START Material for this exercise
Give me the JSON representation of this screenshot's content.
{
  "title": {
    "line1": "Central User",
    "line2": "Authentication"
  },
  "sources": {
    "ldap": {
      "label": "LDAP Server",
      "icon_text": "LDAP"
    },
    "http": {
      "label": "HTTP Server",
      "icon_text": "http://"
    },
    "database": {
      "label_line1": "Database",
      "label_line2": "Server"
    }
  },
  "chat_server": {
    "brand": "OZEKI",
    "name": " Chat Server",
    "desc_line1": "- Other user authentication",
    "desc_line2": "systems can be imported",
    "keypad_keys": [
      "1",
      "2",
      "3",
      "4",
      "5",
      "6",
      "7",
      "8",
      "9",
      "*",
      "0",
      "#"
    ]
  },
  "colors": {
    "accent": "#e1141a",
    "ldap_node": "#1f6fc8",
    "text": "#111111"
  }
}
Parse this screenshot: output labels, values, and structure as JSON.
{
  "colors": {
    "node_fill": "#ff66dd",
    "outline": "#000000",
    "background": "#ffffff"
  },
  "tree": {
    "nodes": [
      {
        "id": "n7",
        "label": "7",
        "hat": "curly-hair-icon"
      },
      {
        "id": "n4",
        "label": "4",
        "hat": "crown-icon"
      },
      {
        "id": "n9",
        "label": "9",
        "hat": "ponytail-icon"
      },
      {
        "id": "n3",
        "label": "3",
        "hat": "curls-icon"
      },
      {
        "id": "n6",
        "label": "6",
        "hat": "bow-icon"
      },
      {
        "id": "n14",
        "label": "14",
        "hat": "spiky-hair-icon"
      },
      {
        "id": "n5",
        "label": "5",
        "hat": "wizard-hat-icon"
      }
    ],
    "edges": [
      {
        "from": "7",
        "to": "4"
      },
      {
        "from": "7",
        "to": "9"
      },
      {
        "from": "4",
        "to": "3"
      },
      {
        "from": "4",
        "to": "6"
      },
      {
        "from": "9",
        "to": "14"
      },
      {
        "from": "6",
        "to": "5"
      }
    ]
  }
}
END Material for this exercise
▸ Objective: Return the whole listing exactly, with every line included.

▸ Solution to this problem:
Give me the JSON representation of this screenshot's content.
{
  "title": {
    "line1": "Central User",
    "line2": "Authentication"
  },
  "sources": {
    "ldap": {
      "label": "LDAP Server",
      "icon_text": "LDAP"
    },
    "http": {
      "label": "HTTP Server",
      "icon_text": "http://"
    },
    "database": {
      "label_line1": "Database",
      "label_line2": "Server"
    }
  },
  "chat_server": {
    "brand": "OZEKI",
    "name": " Chat Server",
    "desc_line1": "- Other user authentication",
    "desc_line2": "systems can be imported",
    "keypad_keys": [
      "1",
      "2",
      "3",
      "4",
      "5",
      "6",
      "7",
      "8",
      "9",
      "*",
      "0",
      "#"
    ]
  },
  "colors": {
    "accent": "#e1141a",
    "ldap_node": "#1f6fc8",
    "text": "#111111"
  }
}
Parse this screenshot: output labels, values, and structure as JSON.
{
  "colors": {
    "node_fill": "#ff66dd",
    "outline": "#000000",
    "background": "#ffffff"
  },
  "tree": {
    "nodes": [
      {
        "id": "n7",
        "label": "7",
        "hat": "curly-hair-icon"
      },
      {
        "id": "n4",
        "label": "4",
        "hat": "crown-icon"
      },
      {
        "id": "n9",
        "label": "9",
        "hat": "ponytail-icon"
      },
      {
        "id": "n3",
        "label": "3",
        "hat": "curls-icon"
      },
      {
        "id": "n6",
        "label": "6",
        "hat": "bow-icon"
      },
      {
        "id": "n14",
        "label": "14",
        "hat": "spiky-hair-icon"
      },
      {
        "id": "n5",
        "label": "5",
        "hat": "wizard-hat-icon"
      }
    ],
    "edges": [
      {
        "from": "7",
        "to": "4"
      },
      {
        "from": "7",
        "to": "9"
      },
      {
        "from": "4",
        "to": "3"
      },
      {
        "from": "4",
        "to": "6"
      },
      {
        "from": "9",
        "to": "14"
      },
      {
        "from": "6",
        "to": "5"
      }
    ]
  }
}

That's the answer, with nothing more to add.